**DATA IN THIS EXERCISE**
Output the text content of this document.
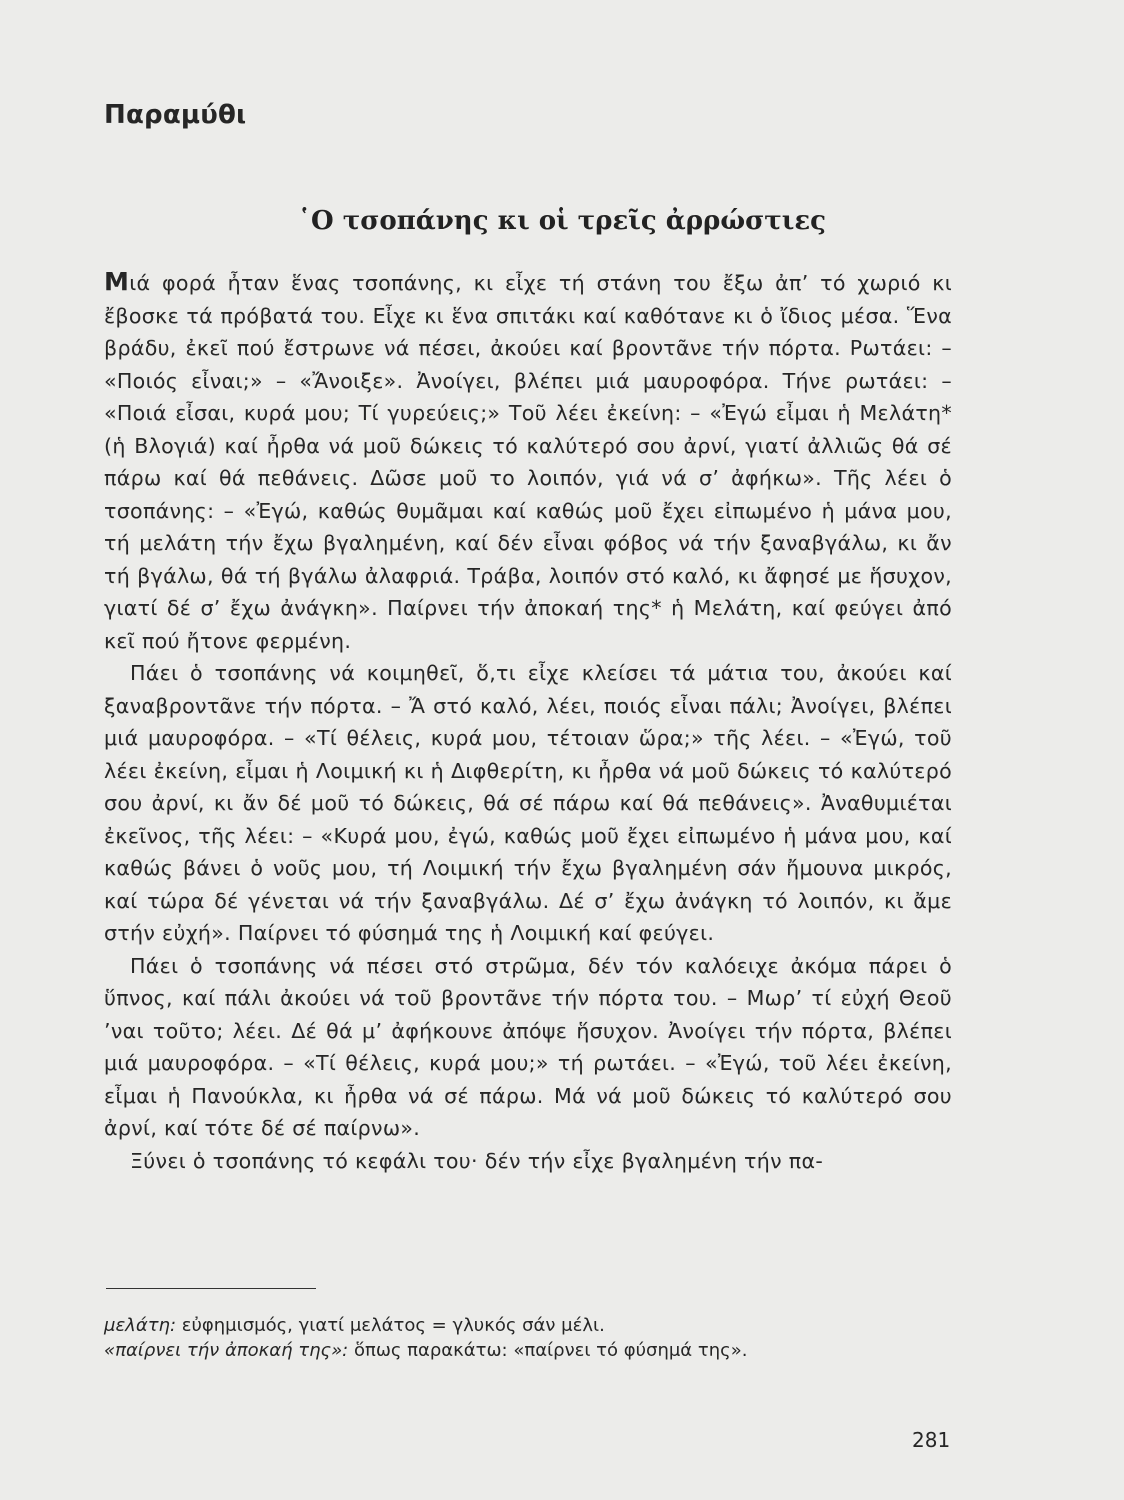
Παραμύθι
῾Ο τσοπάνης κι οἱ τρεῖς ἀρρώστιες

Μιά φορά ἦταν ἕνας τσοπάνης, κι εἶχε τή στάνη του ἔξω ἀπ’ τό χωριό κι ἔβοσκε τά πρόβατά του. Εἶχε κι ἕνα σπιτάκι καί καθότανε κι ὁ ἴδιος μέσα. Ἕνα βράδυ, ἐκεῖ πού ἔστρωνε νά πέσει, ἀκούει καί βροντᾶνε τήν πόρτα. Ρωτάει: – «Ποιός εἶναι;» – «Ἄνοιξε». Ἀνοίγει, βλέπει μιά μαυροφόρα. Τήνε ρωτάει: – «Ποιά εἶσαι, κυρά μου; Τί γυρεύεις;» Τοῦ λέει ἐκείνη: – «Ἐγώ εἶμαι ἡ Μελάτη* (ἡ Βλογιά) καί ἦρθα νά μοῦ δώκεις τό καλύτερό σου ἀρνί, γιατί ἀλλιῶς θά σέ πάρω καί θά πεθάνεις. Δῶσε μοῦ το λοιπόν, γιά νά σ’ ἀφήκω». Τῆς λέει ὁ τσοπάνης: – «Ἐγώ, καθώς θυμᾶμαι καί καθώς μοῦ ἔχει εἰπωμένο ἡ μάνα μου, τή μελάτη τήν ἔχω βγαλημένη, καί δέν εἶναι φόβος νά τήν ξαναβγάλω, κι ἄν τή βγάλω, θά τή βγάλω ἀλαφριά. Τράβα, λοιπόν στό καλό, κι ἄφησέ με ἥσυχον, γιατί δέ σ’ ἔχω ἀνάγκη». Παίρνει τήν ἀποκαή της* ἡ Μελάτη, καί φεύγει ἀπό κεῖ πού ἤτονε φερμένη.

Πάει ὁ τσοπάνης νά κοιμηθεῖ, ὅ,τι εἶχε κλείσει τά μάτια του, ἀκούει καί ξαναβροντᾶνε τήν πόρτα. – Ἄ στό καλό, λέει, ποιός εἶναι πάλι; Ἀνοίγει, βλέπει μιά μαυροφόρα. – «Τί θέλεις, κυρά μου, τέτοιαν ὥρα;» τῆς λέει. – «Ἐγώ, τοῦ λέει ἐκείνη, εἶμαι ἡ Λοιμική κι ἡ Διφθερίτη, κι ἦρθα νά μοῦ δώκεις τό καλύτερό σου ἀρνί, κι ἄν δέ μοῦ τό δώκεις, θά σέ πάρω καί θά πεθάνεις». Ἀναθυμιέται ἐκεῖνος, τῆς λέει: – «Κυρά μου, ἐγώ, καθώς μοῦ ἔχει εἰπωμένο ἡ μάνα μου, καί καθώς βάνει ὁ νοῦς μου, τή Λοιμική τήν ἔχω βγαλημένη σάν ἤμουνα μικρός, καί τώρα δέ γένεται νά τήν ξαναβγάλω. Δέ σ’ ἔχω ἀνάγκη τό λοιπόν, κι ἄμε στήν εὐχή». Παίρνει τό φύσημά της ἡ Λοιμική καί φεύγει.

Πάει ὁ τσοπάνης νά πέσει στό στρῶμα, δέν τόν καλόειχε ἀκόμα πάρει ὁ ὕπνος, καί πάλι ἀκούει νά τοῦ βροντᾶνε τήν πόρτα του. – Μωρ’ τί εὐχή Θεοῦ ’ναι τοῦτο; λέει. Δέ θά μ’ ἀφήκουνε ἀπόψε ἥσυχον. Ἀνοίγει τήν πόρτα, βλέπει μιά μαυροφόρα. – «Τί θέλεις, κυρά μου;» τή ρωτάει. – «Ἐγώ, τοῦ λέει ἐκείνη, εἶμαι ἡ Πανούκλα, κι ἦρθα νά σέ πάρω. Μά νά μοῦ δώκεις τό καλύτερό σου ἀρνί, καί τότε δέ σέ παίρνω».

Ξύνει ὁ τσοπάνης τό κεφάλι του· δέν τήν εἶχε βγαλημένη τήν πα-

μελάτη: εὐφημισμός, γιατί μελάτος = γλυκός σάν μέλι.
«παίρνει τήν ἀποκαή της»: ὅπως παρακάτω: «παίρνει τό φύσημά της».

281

* * *

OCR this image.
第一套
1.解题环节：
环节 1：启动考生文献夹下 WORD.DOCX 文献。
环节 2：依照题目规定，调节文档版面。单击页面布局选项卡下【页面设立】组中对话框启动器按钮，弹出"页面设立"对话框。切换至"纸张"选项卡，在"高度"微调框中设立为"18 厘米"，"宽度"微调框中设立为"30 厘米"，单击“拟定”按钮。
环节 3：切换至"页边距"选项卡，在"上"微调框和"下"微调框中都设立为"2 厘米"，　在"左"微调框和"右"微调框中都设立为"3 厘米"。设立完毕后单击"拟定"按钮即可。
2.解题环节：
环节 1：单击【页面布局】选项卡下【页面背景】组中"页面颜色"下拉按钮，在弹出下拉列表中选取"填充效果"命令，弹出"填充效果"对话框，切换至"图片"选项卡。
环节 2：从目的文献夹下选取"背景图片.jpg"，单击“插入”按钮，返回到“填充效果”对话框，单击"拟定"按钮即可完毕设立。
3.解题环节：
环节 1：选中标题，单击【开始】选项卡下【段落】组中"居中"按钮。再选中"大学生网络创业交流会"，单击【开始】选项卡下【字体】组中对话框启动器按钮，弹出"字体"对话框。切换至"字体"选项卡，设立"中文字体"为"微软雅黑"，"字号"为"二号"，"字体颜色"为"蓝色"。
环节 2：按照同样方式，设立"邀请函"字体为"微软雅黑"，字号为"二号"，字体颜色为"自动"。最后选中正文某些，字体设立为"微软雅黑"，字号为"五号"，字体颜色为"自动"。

**REQUIREMENT**
From the entries above, copy every line containing the word "微软雅黑".

**ANSWER TO THE PROBLEM**
环节 1：选中标题，单击【开始】选项卡下【段落】组中"居中"按钮。再选中"大学生网络创业交流会"，单击【开始】选项卡下【字体】组中对话框启动器按钮，弹出"字体"对话框。切换至"字体"选项卡，设立"中文字体"为"微软雅黑"，"字号"为"二号"，"字体颜色"为"蓝色"。
环节 2：按照同样方式，设立"邀请函"字体为"微软雅黑"，字号为"二号"，字体颜色为"自动"。最后选中正文某些，字体设立为"微软雅黑"，字号为"五号"，字体颜色为"自动"。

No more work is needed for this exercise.